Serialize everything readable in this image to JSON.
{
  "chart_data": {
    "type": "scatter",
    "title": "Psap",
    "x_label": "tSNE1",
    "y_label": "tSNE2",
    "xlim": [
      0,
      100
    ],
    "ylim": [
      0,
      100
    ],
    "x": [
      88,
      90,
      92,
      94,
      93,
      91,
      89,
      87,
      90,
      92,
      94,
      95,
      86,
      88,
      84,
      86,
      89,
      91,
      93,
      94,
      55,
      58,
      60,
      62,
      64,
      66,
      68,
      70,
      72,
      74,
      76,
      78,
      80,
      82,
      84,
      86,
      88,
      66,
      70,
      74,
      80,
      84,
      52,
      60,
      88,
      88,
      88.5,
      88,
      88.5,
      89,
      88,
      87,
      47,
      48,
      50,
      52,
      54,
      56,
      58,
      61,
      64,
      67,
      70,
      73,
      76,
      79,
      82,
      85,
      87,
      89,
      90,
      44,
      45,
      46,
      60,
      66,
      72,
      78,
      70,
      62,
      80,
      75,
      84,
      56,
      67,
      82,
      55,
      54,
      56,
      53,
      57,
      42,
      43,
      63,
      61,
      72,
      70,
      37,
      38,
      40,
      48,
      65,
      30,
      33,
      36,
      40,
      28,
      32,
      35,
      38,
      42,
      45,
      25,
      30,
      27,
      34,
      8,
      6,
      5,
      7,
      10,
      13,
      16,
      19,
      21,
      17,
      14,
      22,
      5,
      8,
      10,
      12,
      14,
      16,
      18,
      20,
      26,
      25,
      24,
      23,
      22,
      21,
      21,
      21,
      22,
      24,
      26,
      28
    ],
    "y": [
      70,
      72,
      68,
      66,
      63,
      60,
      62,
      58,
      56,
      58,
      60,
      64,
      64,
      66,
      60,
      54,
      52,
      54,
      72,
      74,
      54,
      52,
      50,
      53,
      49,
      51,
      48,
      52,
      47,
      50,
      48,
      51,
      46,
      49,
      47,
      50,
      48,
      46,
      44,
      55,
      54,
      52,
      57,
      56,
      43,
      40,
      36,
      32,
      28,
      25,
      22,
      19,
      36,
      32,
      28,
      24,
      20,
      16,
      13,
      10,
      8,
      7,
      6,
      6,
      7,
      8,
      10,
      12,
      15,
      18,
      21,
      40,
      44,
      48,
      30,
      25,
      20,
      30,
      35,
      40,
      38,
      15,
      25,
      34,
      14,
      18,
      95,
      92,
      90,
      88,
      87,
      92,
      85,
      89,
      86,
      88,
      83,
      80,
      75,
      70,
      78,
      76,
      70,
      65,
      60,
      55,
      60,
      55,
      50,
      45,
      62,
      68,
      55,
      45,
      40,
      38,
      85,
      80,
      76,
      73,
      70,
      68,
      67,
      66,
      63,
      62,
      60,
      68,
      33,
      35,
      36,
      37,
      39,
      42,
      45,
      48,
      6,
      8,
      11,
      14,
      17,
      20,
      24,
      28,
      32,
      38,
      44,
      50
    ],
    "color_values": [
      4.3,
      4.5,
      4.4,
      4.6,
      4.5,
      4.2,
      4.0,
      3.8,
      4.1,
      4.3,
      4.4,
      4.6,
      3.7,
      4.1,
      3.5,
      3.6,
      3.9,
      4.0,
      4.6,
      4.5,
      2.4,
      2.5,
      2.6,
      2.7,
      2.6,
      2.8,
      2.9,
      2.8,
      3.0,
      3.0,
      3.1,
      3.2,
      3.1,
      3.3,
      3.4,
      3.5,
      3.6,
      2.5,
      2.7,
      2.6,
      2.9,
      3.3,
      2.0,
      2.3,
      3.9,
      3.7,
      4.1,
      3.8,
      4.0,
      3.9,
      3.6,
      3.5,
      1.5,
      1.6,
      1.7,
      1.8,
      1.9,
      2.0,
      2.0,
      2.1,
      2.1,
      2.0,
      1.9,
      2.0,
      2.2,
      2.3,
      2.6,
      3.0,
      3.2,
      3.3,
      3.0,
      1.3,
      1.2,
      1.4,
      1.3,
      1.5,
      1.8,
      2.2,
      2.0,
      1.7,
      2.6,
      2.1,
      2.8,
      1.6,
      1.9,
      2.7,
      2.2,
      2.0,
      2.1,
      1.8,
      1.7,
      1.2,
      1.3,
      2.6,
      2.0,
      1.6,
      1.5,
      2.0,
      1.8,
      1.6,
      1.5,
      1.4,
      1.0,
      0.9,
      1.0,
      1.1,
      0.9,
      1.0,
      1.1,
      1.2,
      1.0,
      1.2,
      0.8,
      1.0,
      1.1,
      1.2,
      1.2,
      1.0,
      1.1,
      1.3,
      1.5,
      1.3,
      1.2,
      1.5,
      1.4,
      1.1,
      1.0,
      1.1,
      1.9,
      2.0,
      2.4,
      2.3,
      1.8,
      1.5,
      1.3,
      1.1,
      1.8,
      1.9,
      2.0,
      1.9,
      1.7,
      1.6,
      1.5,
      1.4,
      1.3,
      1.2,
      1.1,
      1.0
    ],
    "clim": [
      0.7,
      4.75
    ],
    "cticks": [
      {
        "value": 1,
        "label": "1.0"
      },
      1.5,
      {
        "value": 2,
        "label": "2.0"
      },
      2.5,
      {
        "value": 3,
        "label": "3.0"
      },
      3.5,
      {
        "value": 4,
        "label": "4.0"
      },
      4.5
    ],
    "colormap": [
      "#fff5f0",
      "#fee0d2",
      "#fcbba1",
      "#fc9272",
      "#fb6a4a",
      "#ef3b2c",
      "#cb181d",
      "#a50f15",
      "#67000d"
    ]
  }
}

□ □ □ □ □ □ □

- Requirement -
Generate an exact reproduction of all entries.

- Response to this task -
Serialize everything readable in this image to JSON.
{
  "chart_data": {
    "type": "scatter",
    "title": "Psap",
    "x_label": "tSNE1",
    "y_label": "tSNE2",
    "xlim": [
      0,
      100
    ],
    "ylim": [
      0,
      100
    ],
    "x": [
      88,
      90,
      92,
      94,
      93,
      91,
      89,
      87,
      90,
      92,
      94,
      95,
      86,
      88,
      84,
      86,
      89,
      91,
      93,
      94,
      55,
      58,
      60,
      62,
      64,
      66,
      68,
      70,
      72,
      74,
      76,
      78,
      80,
      82,
      84,
      86,
      88,
      66,
      70,
      74,
      80,
      84,
      52,
      60,
      88,
      88,
      88.5,
      88,
      88.5,
      89,
      88,
      87,
      47,
      48,
      50,
      52,
      54,
      56,
      58,
      61,
      64,
      67,
      70,
      73,
      76,
      79,
      82,
      85,
      87,
      89,
      90,
      44,
      45,
      46,
      60,
      66,
      72,
      78,
      70,
      62,
      80,
      75,
      84,
      56,
      67,
      82,
      55,
      54,
      56,
      53,
      57,
      42,
      43,
      63,
      61,
      72,
      70,
      37,
      38,
      40,
      48,
      65,
      30,
      33,
      36,
      40,
      28,
      32,
      35,
      38,
      42,
      45,
      25,
      30,
      27,
      34,
      8,
      6,
      5,
      7,
      10,
      13,
      16,
      19,
      21,
      17,
      14,
      22,
      5,
      8,
      10,
      12,
      14,
      16,
      18,
      20,
      26,
      25,
      24,
      23,
      22,
      21,
      21,
      21,
      22,
      24,
      26,
      28
    ],
    "y": [
      70,
      72,
      68,
      66,
      63,
      60,
      62,
      58,
      56,
      58,
      60,
      64,
      64,
      66,
      60,
      54,
      52,
      54,
      72,
      74,
      54,
      52,
      50,
      53,
      49,
      51,
      48,
      52,
      47,
      50,
      48,
      51,
      46,
      49,
      47,
      50,
      48,
      46,
      44,
      55,
      54,
      52,
      57,
      56,
      43,
      40,
      36,
      32,
      28,
      25,
      22,
      19,
      36,
      32,
      28,
      24,
      20,
      16,
      13,
      10,
      8,
      7,
      6,
      6,
      7,
      8,
      10,
      12,
      15,
      18,
      21,
      40,
      44,
      48,
      30,
      25,
      20,
      30,
      35,
      40,
      38,
      15,
      25,
      34,
      14,
      18,
      95,
      92,
      90,
      88,
      87,
      92,
      85,
      89,
      86,
      88,
      83,
      80,
      75,
      70,
      78,
      76,
      70,
      65,
      60,
      55,
      60,
      55,
      50,
      45,
      62,
      68,
      55,
      45,
      40,
      38,
      85,
      80,
      76,
      73,
      70,
      68,
      67,
      66,
      63,
      62,
      60,
      68,
      33,
      35,
      36,
      37,
      39,
      42,
      45,
      48,
      6,
      8,
      11,
      14,
      17,
      20,
      24,
      28,
      32,
      38,
      44,
      50
    ],
    "color_values": [
      4.3,
      4.5,
      4.4,
      4.6,
      4.5,
      4.2,
      4.0,
      3.8,
      4.1,
      4.3,
      4.4,
      4.6,
      3.7,
      4.1,
      3.5,
      3.6,
      3.9,
      4.0,
      4.6,
      4.5,
      2.4,
      2.5,
      2.6,
      2.7,
      2.6,
      2.8,
      2.9,
      2.8,
      3.0,
      3.0,
      3.1,
      3.2,
      3.1,
      3.3,
      3.4,
      3.5,
      3.6,
      2.5,
      2.7,
      2.6,
      2.9,
      3.3,
      2.0,
      2.3,
      3.9,
      3.7,
      4.1,
      3.8,
      4.0,
      3.9,
      3.6,
      3.5,
      1.5,
      1.6,
      1.7,
      1.8,
      1.9,
      2.0,
      2.0,
      2.1,
      2.1,
      2.0,
      1.9,
      2.0,
      2.2,
      2.3,
      2.6,
      3.0,
      3.2,
      3.3,
      3.0,
      1.3,
      1.2,
      1.4,
      1.3,
      1.5,
      1.8,
      2.2,
      2.0,
      1.7,
      2.6,
      2.1,
      2.8,
      1.6,
      1.9,
      2.7,
      2.2,
      2.0,
      2.1,
      1.8,
      1.7,
      1.2,
      1.3,
      2.6,
      2.0,
      1.6,
      1.5,
      2.0,
      1.8,
      1.6,
      1.5,
      1.4,
      1.0,
      0.9,
      1.0,
      1.1,
      0.9,
      1.0,
      1.1,
      1.2,
      1.0,
      1.2,
      0.8,
      1.0,
      1.1,
      1.2,
      1.2,
      1.0,
      1.1,
      1.3,
      1.5,
      1.3,
      1.2,
      1.5,
      1.4,
      1.1,
      1.0,
      1.1,
      1.9,
      2.0,
      2.4,
      2.3,
      1.8,
      1.5,
      1.3,
      1.1,
      1.8,
      1.9,
      2.0,
      1.9,
      1.7,
      1.6,
      1.5,
      1.4,
      1.3,
      1.2,
      1.1,
      1.0
    ],
    "clim": [
      0.7,
      4.75
    ],
    "cticks": [
      {
        "value": 1,
        "label": "1.0"
      },
      1.5,
      {
        "value": 2,
        "label": "2.0"
      },
      2.5,
      {
        "value": 3,
        "label": "3.0"
      },
      3.5,
      {
        "value": 4,
        "label": "4.0"
      },
      4.5
    ],
    "colormap": [
      "#fff5f0",
      "#fee0d2",
      "#fcbba1",
      "#fc9272",
      "#fb6a4a",
      "#ef3b2c",
      "#cb181d",
      "#a50f15",
      "#67000d"
    ]
  }
}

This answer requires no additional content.